JOB: Please copy every line of the records below that holds the word "Certified".

RECORD EXTRACTS:
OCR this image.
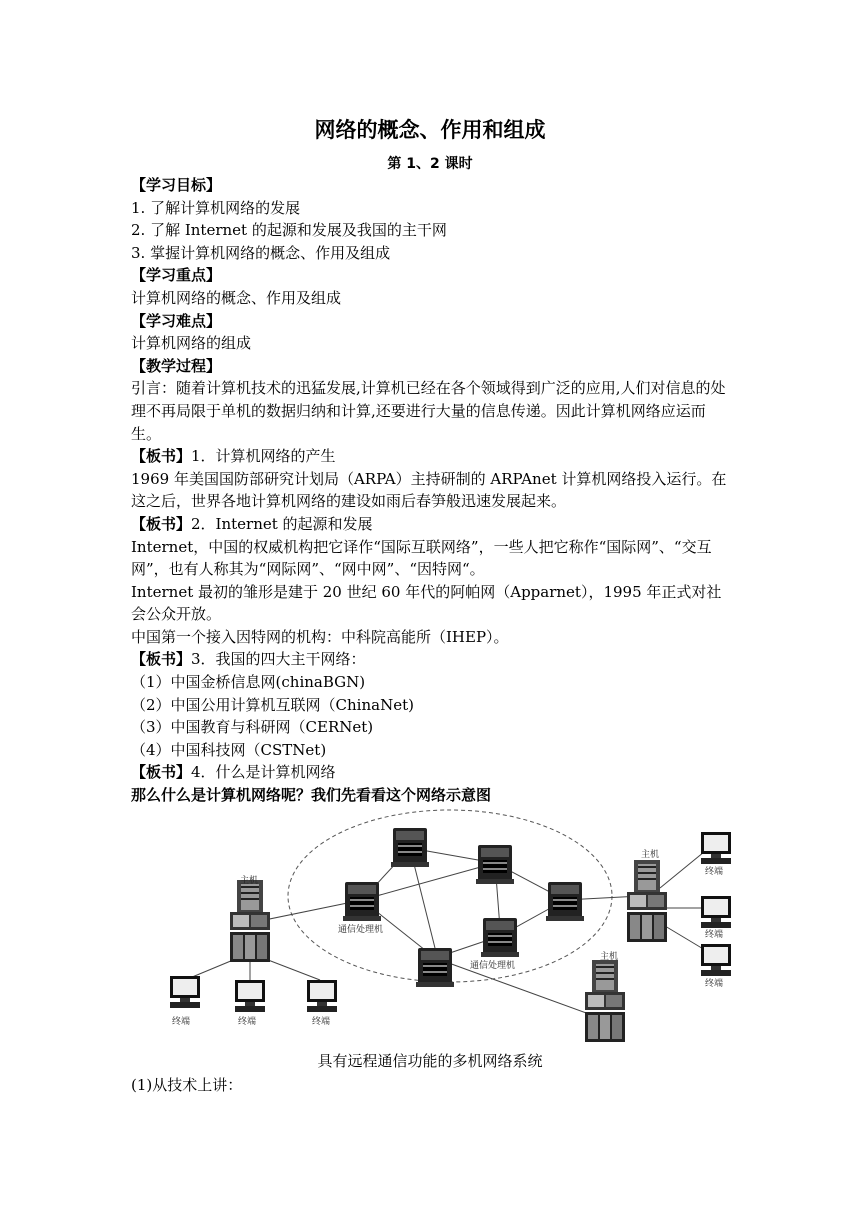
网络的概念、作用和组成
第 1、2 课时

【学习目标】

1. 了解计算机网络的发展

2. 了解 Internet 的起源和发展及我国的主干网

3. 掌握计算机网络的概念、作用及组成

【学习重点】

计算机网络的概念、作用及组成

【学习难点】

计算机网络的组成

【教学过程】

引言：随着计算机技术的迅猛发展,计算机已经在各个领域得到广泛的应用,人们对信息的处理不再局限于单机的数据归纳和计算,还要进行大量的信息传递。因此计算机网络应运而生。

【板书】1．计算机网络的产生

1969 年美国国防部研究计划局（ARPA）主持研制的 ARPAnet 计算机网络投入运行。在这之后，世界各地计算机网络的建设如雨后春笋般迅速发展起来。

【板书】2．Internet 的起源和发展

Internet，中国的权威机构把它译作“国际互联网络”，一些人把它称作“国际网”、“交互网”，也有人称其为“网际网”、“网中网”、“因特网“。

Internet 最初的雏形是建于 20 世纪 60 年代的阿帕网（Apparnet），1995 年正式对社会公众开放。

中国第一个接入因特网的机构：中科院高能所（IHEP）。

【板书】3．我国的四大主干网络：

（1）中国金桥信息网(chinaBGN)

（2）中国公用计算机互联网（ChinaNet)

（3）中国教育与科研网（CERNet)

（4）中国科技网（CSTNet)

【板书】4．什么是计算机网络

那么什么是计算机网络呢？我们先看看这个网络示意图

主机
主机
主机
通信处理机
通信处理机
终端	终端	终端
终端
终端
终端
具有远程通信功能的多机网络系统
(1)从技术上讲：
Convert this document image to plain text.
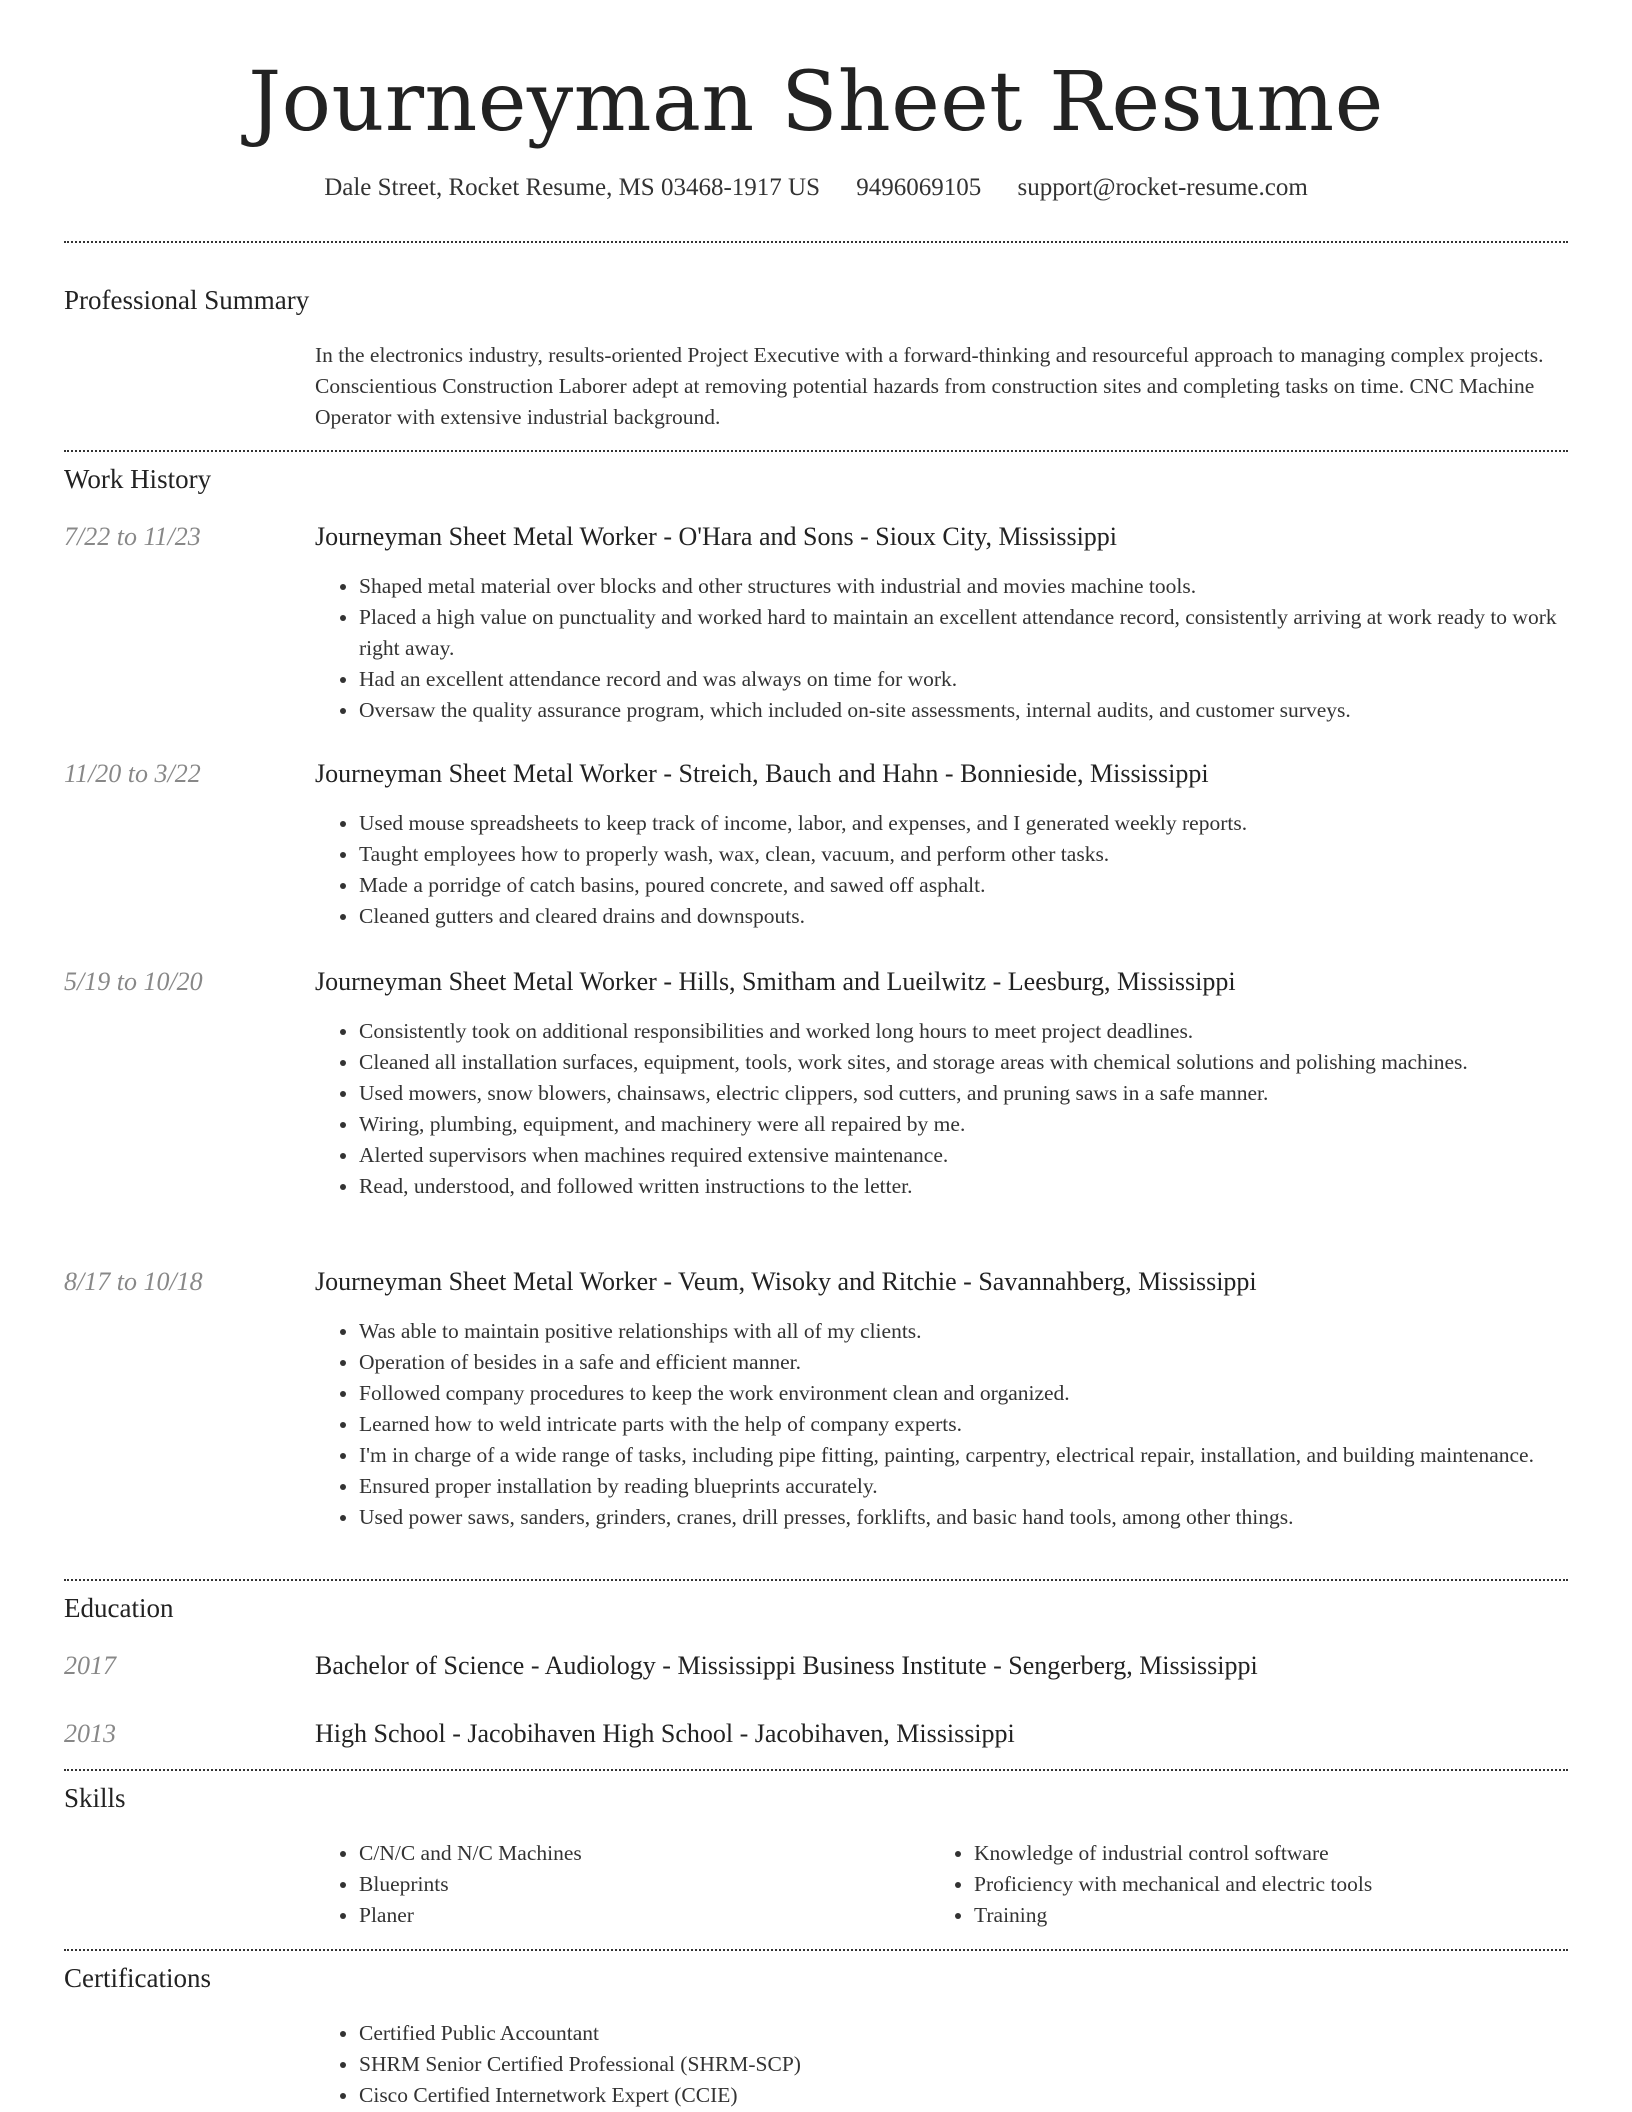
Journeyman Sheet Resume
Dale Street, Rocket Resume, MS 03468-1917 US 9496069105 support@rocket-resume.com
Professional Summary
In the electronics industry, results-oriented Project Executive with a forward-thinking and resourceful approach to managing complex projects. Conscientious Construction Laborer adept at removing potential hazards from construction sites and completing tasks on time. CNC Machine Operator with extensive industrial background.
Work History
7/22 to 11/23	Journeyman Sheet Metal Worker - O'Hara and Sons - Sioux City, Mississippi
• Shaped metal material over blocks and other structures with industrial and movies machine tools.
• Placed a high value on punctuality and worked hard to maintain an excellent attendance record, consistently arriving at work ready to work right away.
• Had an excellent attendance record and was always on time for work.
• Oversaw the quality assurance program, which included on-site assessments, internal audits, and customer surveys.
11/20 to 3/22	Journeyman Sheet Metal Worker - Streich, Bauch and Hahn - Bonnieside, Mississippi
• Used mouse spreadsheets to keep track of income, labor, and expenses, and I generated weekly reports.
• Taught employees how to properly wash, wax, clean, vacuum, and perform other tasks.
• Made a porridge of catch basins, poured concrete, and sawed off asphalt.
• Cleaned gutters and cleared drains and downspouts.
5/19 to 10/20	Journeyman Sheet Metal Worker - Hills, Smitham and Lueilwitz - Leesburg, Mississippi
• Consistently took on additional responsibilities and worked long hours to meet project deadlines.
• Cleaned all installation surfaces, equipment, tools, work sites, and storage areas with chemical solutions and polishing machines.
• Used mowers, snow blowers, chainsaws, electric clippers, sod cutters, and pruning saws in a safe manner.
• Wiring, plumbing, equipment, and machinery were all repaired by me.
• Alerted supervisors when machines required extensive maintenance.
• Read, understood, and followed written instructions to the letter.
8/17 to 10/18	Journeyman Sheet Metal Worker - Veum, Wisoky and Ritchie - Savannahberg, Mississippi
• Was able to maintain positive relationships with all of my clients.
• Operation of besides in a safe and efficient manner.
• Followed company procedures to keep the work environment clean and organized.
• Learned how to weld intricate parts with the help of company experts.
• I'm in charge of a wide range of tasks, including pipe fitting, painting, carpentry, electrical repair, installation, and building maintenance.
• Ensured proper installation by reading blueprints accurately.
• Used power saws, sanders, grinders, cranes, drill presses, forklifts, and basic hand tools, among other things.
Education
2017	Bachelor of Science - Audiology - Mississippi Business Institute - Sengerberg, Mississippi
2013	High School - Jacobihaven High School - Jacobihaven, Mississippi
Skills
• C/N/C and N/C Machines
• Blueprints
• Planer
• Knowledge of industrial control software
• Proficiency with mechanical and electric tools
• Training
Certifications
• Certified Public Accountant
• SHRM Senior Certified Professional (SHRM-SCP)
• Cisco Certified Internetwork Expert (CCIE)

==

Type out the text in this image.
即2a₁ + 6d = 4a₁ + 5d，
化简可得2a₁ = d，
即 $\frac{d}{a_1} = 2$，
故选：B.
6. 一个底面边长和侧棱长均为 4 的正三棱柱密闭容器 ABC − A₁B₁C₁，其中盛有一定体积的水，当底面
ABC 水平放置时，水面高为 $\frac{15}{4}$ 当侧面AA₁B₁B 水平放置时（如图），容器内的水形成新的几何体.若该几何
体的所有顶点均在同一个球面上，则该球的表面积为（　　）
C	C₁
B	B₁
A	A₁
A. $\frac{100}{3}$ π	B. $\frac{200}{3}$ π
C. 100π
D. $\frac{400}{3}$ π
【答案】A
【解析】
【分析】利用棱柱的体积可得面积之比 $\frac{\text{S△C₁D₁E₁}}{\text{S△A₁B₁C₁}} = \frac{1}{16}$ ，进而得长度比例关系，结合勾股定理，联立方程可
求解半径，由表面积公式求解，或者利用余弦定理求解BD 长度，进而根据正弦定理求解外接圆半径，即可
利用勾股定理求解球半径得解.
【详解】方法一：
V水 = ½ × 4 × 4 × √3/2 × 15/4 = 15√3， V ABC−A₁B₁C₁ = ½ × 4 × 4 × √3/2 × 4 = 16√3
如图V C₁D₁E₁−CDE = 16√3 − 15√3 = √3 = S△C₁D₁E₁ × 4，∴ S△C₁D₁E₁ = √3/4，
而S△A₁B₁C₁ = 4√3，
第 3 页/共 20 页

RESULT:
• Certified Public Accountant
• SHRM Senior Certified Professional (SHRM-SCP)
• Cisco Certified Internetwork Expert (CCIE)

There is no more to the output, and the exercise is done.